STUDY QUESTIONS:
• a. Retype the passage on The Witch of Blackbird Pond from "A brief stop" up to and including "Reverend Gershom Bulkeley.".
• b. Answer these questions using the passage on The Witch of Blackbird Pond:
(i) In what year did the novel win the Newbery Medal?
(ii) To which town does Kit relocate to live with her aunt and uncle?
(iii) With whom is John Holbrook coming to study?
• c. Carry on the plot summary of The Witch of Blackbird Pond from its last sentence.

───── TEXT SHOWN ─────

The Witch of Blackbird Pond is a children's novel by American author Elizabeth George Speare, published in 1958. The story takes place in late 17th-century New England. It won the Newbery Medal in 1958.

Plot summary
In April 1687, 16-year-old Katherine Tyler (known as Kit) leaves her home in Barbados after her grandfather dies and a 50-year-old man tries to marry her. She relocates to Wethersfield, Connecticut to live with her Aunt Rachel, Uncle Matthew, and her two cousins, Judith and Mercy, in their Puritan community.

A brief stop is made in Old Saybrook, Connecticut, to pick up four new passengers. As the small rowboat returns to the ship, a young girl named Prudence accidentally drops her doll in the water and begs her harsh mother, Goodwife Cruff, to get it back for her. Impulsively, Kit jumps into the water and retrieves the doll. She is then met with astonished suspicion, as few white people in Connecticut could swim so well. Cruff is the most skeptical of them all, believing Kit is a witch, commenting, "No respectable woman could stay afloat like that." On the slow trip upriver, Kit befriends John Holbrook, another passenger coming to Wethersfield to study with the Reverend Gershom Bulkeley.  

Kit finds Wethersfield very different from Barbados. Unlike at her previous home, where Kit's family owned servants and slaves, she is expected to work here along with the rest of the family. Her cousin Mercy has a lame leg and is on crutches. Kit is required to attend the Sabbath church meetings twice each Sunday, which she finds dull. Kit meets a rich young man, William Ashby.  He begins courting her, though she does not care for him. Originally, her cousin Judith had hoped to marry William, but she focuses on John Holbrook, a divinity student studying with Bulkeley.

───── PROVIDED MATERIAL ─────

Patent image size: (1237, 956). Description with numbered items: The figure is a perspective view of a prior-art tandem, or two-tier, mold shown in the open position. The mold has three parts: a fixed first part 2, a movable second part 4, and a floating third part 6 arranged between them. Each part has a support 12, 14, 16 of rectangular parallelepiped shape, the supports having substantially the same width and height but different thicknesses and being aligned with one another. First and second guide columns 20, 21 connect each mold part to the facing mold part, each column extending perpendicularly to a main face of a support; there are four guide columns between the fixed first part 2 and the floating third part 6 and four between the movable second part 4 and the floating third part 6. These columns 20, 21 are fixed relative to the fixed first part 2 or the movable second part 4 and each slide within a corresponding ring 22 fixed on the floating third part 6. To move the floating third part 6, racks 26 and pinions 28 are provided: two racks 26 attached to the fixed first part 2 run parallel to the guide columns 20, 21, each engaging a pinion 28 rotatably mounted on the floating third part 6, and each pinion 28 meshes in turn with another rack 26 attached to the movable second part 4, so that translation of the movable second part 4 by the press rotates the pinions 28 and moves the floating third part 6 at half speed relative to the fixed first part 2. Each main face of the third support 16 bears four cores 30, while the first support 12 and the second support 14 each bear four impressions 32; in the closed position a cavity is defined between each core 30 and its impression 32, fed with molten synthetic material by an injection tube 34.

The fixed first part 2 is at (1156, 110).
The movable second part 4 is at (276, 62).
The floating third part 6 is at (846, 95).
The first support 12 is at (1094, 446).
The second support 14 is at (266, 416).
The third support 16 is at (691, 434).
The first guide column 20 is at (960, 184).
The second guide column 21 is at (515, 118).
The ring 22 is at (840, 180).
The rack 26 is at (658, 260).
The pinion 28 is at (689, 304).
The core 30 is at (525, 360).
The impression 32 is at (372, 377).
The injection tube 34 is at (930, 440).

─────

OUTPUTS IN ORDER:
• a.
A brief stop is made in Old Saybrook, Connecticut, to pick up four new passengers. As the small rowboat returns to the ship, a young girl named Prudence accidentally drops her doll in the water and begs her harsh mother, Goodwife Cruff, to get it back for her. Impulsively, Kit jumps into the water and retrieves the doll. She is then met with astonished suspicion, as few white people in Connecticut could swim so well. Cruff is the most skeptical of them all, believing Kit is a witch, commenting, "No respectable woman could stay afloat like that." On the slow trip upriver, Kit befriends John Holbrook, another passenger coming to Wethersfield to study with the Reverend Gershom Bulkeley.

• b.
(i) 1958
(ii) Wethersfield, Connecticut
(iii) The Reverend Gershom Bulkeley

• c.
Kit's life improves when she and Mercy begin teaching some young children of Wethersfield, who are preparing for traditional school. Everything proceeds well until one day, bored with the normal lessons, Kit decides the children will reenact a passage from the Bible: the parable of the Good Samaritan. The head of the school, Eleazer Kimberly, enters the house just as things get out of hand. He is outraged at Kit for having the audacity to act out something from the Bible and shuts down the school. Heartbroken, Kit flees to the meadows where she meets and befriends the kind, elderly Hannah Tupper, who was outlawed from the Massachusetts colony because she is a Quaker and does not attend church meetings, as well as being suspected of being a witch. With Hannah's support, Kit convinces Kimberly to give the school another chance.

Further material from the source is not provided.